[Data records]
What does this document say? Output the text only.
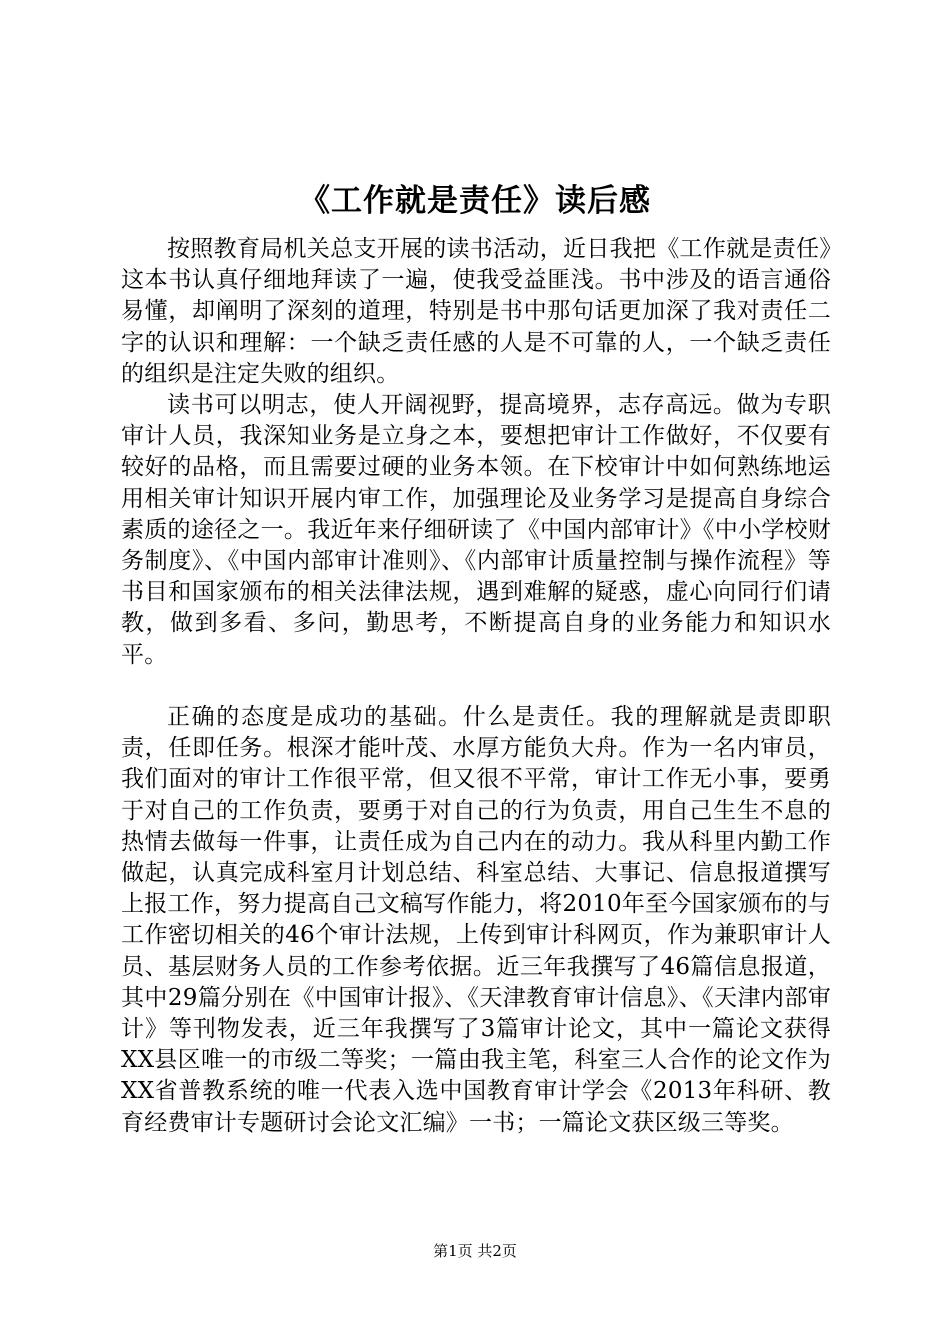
《工作就是责任》读后感

按照教育局机关总支开展的读书活动，近日我把《工作就是责任》这本书认真仔细地拜读了一遍，使我受益匪浅。书中涉及的语言通俗易懂，却阐明了深刻的道理，特别是书中那句话更加深了我对责任二字的认识和理解：一个缺乏责任感的人是不可靠的人，一个缺乏责任的组织是注定失败的组织。

读书可以明志，使人开阔视野，提高境界，志存高远。做为专职审计人员，我深知业务是立身之本，要想把审计工作做好，不仅要有较好的品格，而且需要过硬的业务本领。在下校审计中如何熟练地运用相关审计知识开展内审工作，加强理论及业务学习是提高自身综合素质的途径之一。我近年来仔细研读了《中国内部审计》《中小学校财务制度》、《中国内部审计准则》、《内部审计质量控制与操作流程》等书目和国家颁布的相关法律法规，遇到难解的疑惑，虚心向同行们请教，做到多看、多问，勤思考，不断提高自身的业务能力和知识水平。

正确的态度是成功的基础。什么是责任。我的理解就是责即职责，任即任务。根深才能叶茂、水厚方能负大舟。作为一名内审员，我们面对的审计工作很平常，但又很不平常，审计工作无小事，要勇于对自己的工作负责，要勇于对自己的行为负责，用自己生生不息的热情去做每一件事，让责任成为自己内在的动力。我从科里内勤工作做起，认真完成科室月计划总结、科室总结、大事记、信息报道撰写上报工作，努力提高自己文稿写作能力，将2010年至今国家颁布的与工作密切相关的46个审计法规，上传到审计科网页，作为兼职审计人员、基层财务人员的工作参考依据。近三年我撰写了46篇信息报道，其中29篇分别在《中国审计报》、《天津教育审计信息》、《天津内部审计》等刊物发表，近三年我撰写了3篇审计论文，其中一篇论文获得XX县区唯一的市级二等奖；一篇由我主笔，科室三人合作的论文作为XX省普教系统的唯一代表入选中国教育审计学会《2013年科研、教育经费审计专题研讨会论文汇编》一书；一篇论文获区级三等奖。

第1页 共2页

§ **DO THIS**: Without the pictures, return the entries exactly as they appear.

§ **RESULT BELOW**:
What does this document say? Output the text only.
《工作就是责任》读后感

按照教育局机关总支开展的读书活动，近日我把《工作就是责任》这本书认真仔细地拜读了一遍，使我受益匪浅。书中涉及的语言通俗易懂，却阐明了深刻的道理，特别是书中那句话更加深了我对责任二字的认识和理解：一个缺乏责任感的人是不可靠的人，一个缺乏责任的组织是注定失败的组织。

读书可以明志，使人开阔视野，提高境界，志存高远。做为专职审计人员，我深知业务是立身之本，要想把审计工作做好，不仅要有较好的品格，而且需要过硬的业务本领。在下校审计中如何熟练地运用相关审计知识开展内审工作，加强理论及业务学习是提高自身综合素质的途径之一。我近年来仔细研读了《中国内部审计》《中小学校财务制度》、《中国内部审计准则》、《内部审计质量控制与操作流程》等书目和国家颁布的相关法律法规，遇到难解的疑惑，虚心向同行们请教，做到多看、多问，勤思考，不断提高自身的业务能力和知识水平。

正确的态度是成功的基础。什么是责任。我的理解就是责即职责，任即任务。根深才能叶茂、水厚方能负大舟。作为一名内审员，我们面对的审计工作很平常，但又很不平常，审计工作无小事，要勇于对自己的工作负责，要勇于对自己的行为负责，用自己生生不息的热情去做每一件事，让责任成为自己内在的动力。我从科里内勤工作做起，认真完成科室月计划总结、科室总结、大事记、信息报道撰写上报工作，努力提高自己文稿写作能力，将2010年至今国家颁布的与工作密切相关的46个审计法规，上传到审计科网页，作为兼职审计人员、基层财务人员的工作参考依据。近三年我撰写了46篇信息报道，其中29篇分别在《中国审计报》、《天津教育审计信息》、《天津内部审计》等刊物发表，近三年我撰写了3篇审计论文，其中一篇论文获得XX县区唯一的市级二等奖；一篇由我主笔，科室三人合作的论文作为XX省普教系统的唯一代表入选中国教育审计学会《2013年科研、教育经费审计专题研讨会论文汇编》一书；一篇论文获区级三等奖。

第1页 共2页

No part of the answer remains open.